Copy each line of the material below that includes the string "även".

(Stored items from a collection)
** BEGIN **
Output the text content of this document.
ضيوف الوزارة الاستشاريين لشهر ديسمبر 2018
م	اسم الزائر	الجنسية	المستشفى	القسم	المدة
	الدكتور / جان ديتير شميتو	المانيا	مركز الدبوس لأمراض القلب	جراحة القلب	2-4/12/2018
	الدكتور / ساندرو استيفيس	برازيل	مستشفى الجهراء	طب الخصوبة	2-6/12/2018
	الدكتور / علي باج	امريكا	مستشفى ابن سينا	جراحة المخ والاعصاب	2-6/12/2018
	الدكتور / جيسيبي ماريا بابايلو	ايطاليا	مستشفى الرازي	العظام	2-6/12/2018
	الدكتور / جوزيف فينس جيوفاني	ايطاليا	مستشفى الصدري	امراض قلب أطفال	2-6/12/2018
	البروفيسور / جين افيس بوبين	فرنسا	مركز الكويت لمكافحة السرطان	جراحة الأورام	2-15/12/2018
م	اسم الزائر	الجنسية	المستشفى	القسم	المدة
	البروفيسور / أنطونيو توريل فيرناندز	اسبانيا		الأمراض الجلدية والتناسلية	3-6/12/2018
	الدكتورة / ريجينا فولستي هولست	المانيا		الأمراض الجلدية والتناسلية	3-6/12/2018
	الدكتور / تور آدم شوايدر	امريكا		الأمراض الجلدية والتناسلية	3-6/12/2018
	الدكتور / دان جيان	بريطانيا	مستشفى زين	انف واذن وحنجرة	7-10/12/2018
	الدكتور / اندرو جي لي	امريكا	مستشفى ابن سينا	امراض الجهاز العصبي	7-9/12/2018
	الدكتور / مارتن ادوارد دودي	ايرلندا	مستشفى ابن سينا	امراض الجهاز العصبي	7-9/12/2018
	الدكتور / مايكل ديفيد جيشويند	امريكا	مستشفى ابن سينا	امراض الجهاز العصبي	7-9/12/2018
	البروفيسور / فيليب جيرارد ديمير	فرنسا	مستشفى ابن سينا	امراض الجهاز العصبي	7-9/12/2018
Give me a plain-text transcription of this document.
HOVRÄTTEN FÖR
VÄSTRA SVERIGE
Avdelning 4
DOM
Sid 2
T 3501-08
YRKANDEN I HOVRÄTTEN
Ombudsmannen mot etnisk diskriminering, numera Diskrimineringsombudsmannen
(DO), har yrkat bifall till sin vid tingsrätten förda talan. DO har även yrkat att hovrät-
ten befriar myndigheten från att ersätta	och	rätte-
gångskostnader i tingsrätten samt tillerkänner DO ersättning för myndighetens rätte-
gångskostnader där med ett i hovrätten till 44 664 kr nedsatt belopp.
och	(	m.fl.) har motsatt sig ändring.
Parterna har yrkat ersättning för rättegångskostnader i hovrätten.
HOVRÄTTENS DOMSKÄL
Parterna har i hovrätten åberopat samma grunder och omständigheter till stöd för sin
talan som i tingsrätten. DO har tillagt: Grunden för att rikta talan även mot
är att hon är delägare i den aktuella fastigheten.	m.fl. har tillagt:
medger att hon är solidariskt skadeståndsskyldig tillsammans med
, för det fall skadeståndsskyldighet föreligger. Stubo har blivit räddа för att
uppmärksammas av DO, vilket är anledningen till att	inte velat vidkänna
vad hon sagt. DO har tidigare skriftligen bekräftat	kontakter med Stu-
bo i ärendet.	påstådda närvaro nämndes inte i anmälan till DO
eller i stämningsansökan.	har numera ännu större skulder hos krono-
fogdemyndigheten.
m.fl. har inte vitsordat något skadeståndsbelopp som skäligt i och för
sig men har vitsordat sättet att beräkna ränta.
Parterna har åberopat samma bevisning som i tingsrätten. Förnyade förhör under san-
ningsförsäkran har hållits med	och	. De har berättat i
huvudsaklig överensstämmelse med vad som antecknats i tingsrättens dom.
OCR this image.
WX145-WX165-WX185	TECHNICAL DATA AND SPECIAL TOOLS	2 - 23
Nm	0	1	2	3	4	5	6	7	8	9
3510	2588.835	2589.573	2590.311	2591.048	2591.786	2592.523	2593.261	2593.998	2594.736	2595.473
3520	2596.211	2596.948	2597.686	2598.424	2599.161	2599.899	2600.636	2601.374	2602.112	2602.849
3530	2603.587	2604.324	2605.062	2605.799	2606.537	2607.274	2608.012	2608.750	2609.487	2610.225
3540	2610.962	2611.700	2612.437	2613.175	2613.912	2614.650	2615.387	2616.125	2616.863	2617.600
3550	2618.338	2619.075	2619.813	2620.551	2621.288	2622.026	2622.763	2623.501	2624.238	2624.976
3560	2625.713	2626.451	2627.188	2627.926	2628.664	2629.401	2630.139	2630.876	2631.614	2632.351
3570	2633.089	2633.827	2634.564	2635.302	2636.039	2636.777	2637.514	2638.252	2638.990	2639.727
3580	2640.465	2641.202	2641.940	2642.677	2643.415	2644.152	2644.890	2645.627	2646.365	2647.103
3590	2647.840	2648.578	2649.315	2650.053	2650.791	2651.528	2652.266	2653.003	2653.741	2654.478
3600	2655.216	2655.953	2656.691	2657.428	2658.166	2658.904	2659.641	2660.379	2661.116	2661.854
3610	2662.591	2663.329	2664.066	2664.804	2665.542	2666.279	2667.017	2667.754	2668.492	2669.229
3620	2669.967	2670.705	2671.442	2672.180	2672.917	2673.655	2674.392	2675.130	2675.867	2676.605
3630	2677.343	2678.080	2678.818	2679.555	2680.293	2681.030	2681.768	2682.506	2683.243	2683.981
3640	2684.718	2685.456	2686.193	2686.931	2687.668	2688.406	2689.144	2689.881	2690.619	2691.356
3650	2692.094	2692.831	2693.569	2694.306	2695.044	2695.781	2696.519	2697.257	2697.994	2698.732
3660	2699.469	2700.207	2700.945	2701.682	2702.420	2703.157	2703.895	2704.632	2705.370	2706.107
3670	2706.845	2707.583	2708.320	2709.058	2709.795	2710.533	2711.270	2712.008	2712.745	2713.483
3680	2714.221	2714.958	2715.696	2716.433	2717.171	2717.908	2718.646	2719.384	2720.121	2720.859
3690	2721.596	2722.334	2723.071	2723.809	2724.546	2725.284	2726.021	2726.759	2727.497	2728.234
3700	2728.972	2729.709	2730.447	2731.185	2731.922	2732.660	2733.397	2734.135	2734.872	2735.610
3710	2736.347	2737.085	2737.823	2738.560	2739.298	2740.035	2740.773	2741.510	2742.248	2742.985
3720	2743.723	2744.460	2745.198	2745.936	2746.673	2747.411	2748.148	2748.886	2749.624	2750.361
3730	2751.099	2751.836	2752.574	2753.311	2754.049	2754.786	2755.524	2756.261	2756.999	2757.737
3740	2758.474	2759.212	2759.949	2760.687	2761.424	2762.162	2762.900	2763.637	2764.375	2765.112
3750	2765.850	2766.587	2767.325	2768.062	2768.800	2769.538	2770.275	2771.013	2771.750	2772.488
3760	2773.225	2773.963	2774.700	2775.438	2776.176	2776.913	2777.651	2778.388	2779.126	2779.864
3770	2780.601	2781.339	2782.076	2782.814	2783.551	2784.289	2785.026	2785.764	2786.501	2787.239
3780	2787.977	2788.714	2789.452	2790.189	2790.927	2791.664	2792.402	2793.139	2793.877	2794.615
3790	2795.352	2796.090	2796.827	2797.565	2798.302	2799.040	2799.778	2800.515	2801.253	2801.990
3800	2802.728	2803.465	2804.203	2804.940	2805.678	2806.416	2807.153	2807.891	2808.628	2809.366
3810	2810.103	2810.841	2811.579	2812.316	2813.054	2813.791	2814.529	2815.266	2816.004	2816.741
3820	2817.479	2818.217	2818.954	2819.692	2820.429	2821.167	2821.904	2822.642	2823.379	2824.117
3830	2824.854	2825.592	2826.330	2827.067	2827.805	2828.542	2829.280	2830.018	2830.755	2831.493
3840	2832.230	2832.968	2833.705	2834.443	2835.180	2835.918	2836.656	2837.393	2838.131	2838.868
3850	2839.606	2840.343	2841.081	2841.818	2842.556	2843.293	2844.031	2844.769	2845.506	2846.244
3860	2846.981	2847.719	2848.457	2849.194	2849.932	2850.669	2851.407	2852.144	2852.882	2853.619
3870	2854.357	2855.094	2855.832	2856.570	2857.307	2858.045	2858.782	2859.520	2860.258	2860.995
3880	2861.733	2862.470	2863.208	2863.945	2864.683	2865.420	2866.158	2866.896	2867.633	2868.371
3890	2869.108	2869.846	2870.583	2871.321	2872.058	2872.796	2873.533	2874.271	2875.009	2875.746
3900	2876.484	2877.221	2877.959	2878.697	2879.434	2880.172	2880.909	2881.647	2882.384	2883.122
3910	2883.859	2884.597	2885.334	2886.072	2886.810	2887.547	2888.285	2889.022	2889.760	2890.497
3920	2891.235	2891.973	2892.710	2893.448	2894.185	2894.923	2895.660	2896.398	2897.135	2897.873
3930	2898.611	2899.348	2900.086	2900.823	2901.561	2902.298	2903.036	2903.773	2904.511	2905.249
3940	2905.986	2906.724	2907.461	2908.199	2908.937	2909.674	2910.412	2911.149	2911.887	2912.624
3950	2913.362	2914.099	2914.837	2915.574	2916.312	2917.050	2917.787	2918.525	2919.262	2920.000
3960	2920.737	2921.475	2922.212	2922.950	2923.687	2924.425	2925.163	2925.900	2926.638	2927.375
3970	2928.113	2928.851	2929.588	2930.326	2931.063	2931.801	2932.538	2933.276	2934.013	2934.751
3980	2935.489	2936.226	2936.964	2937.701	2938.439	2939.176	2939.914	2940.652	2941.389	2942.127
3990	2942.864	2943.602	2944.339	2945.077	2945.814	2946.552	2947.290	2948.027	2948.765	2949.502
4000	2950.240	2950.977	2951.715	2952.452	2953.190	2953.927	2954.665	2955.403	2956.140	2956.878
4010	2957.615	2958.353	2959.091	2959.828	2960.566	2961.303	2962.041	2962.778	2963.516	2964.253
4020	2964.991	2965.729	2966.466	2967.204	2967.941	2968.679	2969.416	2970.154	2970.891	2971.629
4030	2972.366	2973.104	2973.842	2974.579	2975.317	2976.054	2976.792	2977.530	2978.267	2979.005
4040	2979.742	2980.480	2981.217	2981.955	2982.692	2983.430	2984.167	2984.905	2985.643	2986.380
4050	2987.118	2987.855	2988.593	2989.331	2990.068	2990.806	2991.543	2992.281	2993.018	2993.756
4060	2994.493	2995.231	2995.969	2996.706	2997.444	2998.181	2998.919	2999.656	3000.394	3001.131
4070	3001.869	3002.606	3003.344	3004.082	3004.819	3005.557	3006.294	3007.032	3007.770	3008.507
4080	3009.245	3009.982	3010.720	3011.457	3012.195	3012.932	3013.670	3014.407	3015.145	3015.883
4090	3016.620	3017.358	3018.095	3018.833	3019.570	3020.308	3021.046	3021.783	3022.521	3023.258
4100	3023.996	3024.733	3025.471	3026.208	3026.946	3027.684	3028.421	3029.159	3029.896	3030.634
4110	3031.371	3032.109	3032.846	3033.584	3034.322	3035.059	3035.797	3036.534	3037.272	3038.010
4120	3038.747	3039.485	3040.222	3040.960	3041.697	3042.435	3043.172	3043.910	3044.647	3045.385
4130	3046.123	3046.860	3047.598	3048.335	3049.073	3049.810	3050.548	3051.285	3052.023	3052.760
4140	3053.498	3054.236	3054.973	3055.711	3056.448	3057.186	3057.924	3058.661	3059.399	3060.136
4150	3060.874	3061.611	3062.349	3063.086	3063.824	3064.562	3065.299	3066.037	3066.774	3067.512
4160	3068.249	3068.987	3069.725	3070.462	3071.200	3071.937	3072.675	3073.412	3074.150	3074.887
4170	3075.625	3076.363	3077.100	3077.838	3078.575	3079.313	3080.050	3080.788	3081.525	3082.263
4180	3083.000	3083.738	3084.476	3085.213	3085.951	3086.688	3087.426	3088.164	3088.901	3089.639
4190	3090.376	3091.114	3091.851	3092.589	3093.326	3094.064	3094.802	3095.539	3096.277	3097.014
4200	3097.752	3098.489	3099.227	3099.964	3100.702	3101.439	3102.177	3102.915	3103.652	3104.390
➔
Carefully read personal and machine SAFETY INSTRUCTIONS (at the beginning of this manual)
** END **
TASK SOLUTION —
(DO), har yrkat bifall till sin vid tingsrätten förda talan. DO har även yrkat att hovrät-
talan som i tingsrätten. DO har tillagt: Grunden för att rikta talan även mot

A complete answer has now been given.